TASK TO CARRY OUT:
Copy the lines of the material below verbatim, beginning with the line that contains "step-5-number: 5 [28,24,76,60]" and continuing through the line that contains "cs2-file-info: 🖼 100-0017 [809,288,876,302]".

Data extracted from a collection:
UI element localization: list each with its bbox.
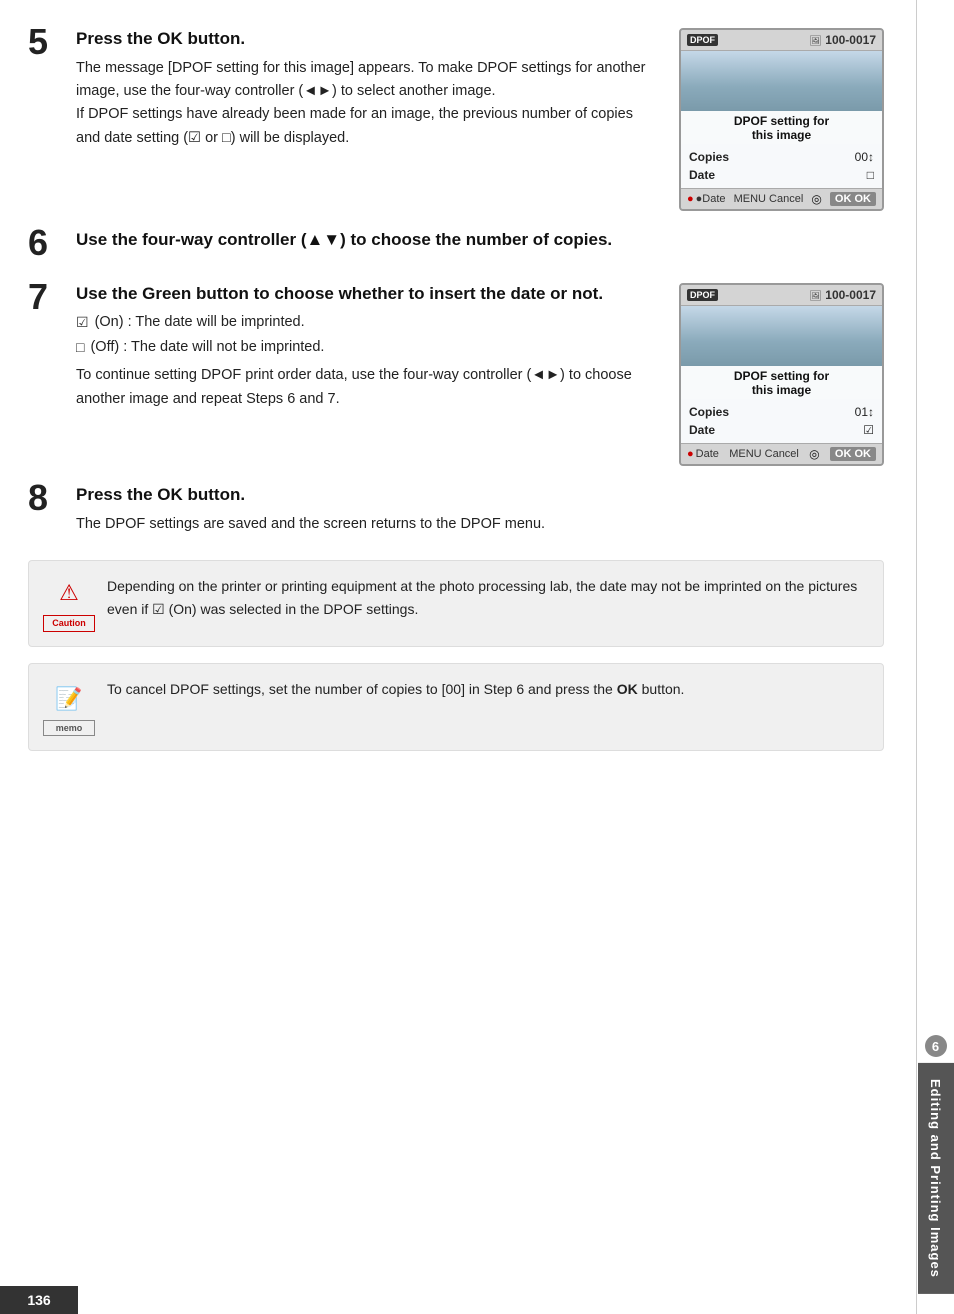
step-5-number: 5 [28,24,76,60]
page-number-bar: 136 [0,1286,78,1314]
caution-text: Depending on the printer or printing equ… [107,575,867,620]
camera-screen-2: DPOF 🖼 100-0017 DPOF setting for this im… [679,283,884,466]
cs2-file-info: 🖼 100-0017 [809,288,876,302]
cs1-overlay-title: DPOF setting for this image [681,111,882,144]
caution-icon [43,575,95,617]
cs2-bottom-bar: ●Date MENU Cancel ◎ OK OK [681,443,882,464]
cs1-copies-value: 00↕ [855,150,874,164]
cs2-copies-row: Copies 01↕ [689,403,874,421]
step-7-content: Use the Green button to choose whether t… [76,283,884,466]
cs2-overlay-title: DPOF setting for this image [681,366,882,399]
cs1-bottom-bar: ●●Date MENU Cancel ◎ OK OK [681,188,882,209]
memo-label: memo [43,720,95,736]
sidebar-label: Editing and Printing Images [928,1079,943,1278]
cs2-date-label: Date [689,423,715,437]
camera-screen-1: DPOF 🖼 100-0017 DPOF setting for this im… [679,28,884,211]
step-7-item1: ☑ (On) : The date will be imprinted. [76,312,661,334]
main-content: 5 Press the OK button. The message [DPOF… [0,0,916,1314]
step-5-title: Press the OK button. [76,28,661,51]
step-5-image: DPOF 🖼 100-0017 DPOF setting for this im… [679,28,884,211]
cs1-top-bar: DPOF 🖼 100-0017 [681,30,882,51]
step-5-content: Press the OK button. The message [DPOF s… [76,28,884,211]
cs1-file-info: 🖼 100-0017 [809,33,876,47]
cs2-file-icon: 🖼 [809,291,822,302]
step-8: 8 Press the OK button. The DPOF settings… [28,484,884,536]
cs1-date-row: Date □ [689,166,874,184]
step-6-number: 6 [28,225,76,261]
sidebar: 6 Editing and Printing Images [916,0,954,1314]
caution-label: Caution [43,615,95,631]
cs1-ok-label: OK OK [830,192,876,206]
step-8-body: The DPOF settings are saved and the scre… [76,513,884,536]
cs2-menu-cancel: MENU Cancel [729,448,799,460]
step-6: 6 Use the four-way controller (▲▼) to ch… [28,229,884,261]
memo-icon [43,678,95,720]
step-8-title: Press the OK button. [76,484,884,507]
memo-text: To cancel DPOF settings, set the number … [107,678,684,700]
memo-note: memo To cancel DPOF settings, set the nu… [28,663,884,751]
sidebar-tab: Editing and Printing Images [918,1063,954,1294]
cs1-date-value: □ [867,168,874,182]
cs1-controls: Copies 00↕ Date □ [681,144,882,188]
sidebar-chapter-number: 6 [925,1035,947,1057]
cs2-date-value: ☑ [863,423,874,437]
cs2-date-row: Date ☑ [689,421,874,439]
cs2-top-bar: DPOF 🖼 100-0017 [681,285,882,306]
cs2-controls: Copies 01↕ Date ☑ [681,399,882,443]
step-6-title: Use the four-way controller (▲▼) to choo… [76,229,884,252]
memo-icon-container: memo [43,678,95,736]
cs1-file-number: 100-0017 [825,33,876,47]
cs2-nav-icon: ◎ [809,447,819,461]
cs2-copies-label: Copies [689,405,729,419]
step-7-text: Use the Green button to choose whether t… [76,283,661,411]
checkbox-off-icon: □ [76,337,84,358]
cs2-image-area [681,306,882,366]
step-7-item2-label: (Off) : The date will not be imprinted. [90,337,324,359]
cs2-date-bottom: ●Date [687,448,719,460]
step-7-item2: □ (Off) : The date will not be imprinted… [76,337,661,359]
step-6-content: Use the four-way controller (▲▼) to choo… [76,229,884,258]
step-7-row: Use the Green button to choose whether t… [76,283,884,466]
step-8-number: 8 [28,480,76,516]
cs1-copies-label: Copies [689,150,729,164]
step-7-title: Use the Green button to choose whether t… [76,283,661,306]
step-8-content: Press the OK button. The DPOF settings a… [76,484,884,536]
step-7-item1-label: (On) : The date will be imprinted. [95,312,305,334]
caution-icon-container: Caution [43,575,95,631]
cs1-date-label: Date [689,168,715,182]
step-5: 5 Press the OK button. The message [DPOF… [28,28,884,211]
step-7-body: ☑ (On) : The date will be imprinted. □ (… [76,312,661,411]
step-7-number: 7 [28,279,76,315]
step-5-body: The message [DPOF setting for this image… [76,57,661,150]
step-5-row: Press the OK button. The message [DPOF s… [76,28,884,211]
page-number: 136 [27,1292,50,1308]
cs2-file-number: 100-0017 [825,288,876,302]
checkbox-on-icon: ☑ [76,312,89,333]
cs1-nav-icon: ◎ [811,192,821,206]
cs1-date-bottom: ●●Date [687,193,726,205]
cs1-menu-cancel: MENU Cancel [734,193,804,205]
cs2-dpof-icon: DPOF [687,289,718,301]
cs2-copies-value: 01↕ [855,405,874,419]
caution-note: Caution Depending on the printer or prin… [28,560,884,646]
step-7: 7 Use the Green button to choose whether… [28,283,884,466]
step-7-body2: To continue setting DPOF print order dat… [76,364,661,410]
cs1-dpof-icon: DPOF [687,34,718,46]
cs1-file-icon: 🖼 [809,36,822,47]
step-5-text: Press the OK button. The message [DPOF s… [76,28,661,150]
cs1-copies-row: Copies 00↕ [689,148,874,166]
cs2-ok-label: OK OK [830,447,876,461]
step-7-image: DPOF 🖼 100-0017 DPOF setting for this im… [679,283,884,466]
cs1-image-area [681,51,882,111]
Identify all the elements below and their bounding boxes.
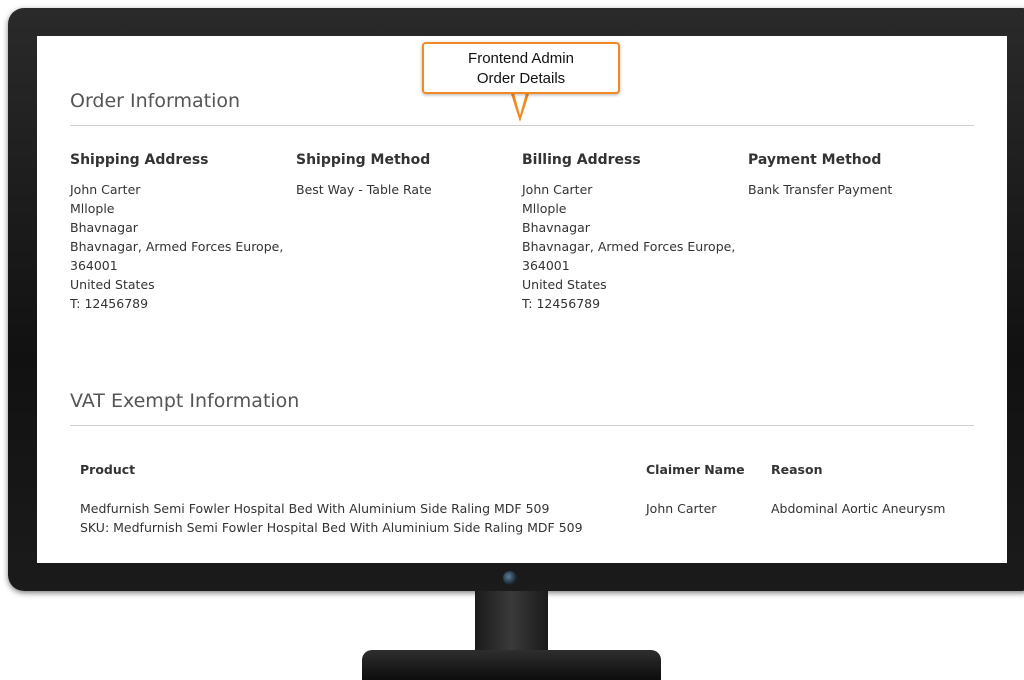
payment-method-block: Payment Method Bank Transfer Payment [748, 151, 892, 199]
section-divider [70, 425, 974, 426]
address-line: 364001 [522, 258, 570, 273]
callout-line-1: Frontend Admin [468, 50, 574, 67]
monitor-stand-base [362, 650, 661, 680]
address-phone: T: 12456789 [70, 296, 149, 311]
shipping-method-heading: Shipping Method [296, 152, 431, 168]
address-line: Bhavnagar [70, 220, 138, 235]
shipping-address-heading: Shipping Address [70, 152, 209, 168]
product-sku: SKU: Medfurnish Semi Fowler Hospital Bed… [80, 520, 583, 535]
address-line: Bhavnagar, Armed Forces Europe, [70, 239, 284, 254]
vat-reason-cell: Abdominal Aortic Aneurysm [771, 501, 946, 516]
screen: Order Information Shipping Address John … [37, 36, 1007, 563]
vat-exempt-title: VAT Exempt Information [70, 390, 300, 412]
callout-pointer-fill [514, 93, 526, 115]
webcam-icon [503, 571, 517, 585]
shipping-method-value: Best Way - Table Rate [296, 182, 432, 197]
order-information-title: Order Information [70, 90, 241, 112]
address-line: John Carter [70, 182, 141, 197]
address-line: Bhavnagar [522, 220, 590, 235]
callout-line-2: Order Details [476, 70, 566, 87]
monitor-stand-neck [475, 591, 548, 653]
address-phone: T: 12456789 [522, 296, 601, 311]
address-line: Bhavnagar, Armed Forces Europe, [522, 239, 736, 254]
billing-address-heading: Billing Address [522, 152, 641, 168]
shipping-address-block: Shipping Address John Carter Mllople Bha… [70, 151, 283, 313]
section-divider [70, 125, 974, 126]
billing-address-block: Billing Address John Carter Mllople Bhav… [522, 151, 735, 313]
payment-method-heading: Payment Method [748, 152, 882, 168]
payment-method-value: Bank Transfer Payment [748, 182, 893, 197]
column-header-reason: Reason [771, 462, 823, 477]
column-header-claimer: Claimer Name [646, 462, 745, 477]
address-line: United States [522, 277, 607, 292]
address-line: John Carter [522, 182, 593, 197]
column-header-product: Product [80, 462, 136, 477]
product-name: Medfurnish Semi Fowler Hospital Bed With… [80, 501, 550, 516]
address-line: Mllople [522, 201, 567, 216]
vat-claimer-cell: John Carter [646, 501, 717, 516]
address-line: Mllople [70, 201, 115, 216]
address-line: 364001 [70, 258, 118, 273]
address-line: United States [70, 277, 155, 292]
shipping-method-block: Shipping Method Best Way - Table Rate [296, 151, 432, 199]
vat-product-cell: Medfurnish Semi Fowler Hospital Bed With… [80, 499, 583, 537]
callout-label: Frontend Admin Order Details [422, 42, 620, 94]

TASK RESPONSE:
step-5-number: 5 [28,24,76,60]
page-number-bar: 136 [0,1286,78,1314]
caution-text: Depending on the printer or printing equ… [107,575,867,620]
camera-screen-2: DPOF 🖼 100-0017 DPOF setting for this im… [679,283,884,466]
cs2-file-info: 🖼 100-0017 [809,288,876,302]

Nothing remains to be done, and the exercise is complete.